Input data:
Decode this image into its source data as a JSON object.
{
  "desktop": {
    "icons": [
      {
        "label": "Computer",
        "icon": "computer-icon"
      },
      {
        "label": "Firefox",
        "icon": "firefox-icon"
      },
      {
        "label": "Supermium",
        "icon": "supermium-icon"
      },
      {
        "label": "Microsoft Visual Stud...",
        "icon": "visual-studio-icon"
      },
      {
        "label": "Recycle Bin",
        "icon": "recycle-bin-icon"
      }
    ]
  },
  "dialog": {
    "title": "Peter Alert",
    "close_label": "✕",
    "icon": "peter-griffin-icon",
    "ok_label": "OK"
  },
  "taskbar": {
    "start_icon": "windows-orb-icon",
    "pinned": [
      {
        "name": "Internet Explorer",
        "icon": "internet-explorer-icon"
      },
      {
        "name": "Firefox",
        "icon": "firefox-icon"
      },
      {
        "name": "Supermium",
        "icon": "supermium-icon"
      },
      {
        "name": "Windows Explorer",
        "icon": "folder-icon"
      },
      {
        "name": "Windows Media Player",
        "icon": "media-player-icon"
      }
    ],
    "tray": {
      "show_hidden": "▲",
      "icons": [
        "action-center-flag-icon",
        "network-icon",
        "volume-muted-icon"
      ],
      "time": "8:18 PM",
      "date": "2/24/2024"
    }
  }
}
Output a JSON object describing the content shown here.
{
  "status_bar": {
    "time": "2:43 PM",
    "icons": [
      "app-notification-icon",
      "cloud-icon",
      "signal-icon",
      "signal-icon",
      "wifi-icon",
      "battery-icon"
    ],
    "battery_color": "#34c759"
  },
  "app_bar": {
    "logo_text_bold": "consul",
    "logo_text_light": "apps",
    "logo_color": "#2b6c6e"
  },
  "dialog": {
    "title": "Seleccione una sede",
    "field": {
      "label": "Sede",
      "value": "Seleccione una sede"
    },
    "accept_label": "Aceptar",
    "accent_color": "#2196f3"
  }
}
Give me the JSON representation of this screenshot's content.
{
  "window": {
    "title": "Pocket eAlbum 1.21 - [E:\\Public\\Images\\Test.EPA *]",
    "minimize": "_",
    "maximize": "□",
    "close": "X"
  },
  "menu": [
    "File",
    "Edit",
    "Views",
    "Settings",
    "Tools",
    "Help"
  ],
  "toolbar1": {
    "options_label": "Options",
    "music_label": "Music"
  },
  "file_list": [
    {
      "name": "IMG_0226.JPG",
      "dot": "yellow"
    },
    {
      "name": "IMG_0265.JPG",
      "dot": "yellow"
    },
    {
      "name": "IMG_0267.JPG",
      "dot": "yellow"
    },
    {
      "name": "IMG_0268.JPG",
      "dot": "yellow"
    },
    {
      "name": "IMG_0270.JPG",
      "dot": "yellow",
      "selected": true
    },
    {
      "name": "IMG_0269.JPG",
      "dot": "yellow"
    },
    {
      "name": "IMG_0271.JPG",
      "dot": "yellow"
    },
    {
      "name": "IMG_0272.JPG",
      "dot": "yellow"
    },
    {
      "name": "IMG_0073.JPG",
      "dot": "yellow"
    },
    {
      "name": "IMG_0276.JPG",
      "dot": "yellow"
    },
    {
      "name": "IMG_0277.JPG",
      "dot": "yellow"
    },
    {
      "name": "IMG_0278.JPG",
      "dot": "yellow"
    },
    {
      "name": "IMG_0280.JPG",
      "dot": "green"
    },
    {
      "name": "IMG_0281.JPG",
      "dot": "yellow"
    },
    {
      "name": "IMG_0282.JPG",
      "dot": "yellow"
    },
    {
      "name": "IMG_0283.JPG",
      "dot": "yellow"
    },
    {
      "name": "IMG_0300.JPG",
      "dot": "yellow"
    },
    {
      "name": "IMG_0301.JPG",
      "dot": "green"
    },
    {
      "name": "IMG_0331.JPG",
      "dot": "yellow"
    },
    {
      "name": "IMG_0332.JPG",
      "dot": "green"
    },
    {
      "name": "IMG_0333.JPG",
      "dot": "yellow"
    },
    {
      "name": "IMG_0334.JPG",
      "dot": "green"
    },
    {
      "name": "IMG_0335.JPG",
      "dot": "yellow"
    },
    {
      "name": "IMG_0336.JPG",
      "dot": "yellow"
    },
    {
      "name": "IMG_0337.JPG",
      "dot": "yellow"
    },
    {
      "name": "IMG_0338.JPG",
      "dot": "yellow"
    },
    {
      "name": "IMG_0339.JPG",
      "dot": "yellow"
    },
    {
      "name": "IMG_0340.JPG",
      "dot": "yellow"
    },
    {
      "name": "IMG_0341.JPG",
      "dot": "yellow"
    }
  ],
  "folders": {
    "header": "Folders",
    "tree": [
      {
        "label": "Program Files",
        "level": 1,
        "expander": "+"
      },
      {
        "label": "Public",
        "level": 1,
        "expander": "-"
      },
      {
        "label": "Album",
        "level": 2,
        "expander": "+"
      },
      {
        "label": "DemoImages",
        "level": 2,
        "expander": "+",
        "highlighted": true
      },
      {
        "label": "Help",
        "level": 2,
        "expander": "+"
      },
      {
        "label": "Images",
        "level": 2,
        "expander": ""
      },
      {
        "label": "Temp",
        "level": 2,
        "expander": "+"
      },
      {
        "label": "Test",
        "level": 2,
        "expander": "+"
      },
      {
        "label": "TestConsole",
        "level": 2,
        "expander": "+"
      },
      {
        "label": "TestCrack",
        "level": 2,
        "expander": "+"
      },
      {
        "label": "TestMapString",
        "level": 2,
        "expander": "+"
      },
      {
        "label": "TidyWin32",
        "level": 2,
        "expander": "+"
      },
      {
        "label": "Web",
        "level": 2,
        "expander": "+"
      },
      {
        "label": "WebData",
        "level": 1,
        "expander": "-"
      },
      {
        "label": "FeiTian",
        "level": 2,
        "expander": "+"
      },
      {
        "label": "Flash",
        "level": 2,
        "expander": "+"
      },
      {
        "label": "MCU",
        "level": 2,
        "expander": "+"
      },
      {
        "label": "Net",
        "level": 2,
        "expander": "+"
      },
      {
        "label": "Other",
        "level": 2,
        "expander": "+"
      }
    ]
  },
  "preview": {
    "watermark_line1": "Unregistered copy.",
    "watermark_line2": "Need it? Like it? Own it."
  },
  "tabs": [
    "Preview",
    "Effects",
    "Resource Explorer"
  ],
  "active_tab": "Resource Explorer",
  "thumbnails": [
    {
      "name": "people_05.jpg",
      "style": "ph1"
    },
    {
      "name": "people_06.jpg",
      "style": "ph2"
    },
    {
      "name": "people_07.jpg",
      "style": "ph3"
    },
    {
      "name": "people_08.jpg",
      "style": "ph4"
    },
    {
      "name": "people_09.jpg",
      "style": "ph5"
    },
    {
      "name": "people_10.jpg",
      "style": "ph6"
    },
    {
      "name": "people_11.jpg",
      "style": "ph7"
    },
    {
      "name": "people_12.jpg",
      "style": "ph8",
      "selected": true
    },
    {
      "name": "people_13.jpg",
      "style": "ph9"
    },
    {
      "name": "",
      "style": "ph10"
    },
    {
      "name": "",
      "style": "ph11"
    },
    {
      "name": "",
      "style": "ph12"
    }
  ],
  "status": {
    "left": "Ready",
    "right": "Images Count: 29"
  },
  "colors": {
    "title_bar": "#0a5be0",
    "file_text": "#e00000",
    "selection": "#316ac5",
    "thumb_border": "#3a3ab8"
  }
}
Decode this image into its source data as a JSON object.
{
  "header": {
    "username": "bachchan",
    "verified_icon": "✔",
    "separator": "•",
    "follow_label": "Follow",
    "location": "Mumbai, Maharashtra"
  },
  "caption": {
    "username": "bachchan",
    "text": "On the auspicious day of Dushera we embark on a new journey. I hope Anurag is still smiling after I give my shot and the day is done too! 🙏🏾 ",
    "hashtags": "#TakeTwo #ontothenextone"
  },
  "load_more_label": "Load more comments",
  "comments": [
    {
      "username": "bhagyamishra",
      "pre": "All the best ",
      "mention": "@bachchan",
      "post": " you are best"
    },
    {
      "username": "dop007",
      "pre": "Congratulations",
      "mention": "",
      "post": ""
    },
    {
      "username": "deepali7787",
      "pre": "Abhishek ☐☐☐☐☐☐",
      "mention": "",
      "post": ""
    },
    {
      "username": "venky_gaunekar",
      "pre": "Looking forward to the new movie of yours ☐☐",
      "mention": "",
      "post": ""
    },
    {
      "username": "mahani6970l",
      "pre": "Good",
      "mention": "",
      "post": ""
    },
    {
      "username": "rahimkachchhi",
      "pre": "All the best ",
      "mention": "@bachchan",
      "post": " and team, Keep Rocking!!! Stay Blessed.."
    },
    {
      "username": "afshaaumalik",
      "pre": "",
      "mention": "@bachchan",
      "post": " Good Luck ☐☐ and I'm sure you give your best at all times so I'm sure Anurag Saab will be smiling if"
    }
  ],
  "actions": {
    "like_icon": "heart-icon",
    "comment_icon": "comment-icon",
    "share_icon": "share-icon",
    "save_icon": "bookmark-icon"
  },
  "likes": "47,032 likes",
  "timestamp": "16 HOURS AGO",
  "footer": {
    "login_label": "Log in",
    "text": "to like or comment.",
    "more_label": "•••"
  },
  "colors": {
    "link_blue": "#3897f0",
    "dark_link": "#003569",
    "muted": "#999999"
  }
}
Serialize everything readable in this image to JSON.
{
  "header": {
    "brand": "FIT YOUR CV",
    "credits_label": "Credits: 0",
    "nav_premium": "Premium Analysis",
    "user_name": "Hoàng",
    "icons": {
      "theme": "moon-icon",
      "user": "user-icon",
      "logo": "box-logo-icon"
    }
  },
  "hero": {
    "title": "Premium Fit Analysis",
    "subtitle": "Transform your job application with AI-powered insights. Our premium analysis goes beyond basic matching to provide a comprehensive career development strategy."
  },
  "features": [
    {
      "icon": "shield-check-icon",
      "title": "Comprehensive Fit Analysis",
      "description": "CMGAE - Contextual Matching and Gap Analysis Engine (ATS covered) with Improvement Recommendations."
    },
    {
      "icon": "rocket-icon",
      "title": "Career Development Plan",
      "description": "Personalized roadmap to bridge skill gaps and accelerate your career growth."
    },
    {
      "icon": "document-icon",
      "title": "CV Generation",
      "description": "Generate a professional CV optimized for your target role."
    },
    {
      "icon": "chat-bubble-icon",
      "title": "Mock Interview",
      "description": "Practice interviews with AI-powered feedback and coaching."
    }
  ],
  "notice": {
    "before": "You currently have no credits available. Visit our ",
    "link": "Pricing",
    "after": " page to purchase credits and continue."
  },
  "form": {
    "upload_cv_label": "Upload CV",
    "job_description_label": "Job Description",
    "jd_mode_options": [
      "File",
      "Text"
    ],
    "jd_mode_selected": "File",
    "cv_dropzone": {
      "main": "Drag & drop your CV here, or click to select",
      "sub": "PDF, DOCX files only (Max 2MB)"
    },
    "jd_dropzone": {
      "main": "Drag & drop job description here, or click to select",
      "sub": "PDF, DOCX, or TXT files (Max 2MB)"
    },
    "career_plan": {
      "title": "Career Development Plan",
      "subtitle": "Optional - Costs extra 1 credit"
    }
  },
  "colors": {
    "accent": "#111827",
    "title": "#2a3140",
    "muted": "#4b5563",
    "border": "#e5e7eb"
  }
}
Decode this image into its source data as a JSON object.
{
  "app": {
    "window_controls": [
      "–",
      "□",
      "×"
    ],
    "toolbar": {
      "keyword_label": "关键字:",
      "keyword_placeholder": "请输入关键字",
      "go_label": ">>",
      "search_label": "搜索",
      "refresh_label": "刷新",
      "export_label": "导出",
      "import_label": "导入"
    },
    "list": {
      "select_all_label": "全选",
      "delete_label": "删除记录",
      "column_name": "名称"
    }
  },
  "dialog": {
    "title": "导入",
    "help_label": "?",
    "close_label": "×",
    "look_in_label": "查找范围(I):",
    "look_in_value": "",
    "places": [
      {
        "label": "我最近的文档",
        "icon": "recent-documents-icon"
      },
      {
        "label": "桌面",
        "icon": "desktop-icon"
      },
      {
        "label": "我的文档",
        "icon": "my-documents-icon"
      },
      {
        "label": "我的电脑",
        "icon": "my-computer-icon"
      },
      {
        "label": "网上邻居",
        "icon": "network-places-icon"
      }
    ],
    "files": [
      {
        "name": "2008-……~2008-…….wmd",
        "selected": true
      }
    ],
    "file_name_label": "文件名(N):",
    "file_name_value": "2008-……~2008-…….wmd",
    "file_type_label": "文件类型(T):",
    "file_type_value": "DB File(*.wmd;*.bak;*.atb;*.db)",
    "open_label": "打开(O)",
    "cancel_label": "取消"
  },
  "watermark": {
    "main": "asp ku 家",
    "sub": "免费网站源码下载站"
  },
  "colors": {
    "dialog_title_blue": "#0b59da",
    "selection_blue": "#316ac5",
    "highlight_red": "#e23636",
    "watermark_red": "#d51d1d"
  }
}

What is being asked: Compute the number of lines above that contain the string "Seleccione". Reply with that value only.

Worked answer: 2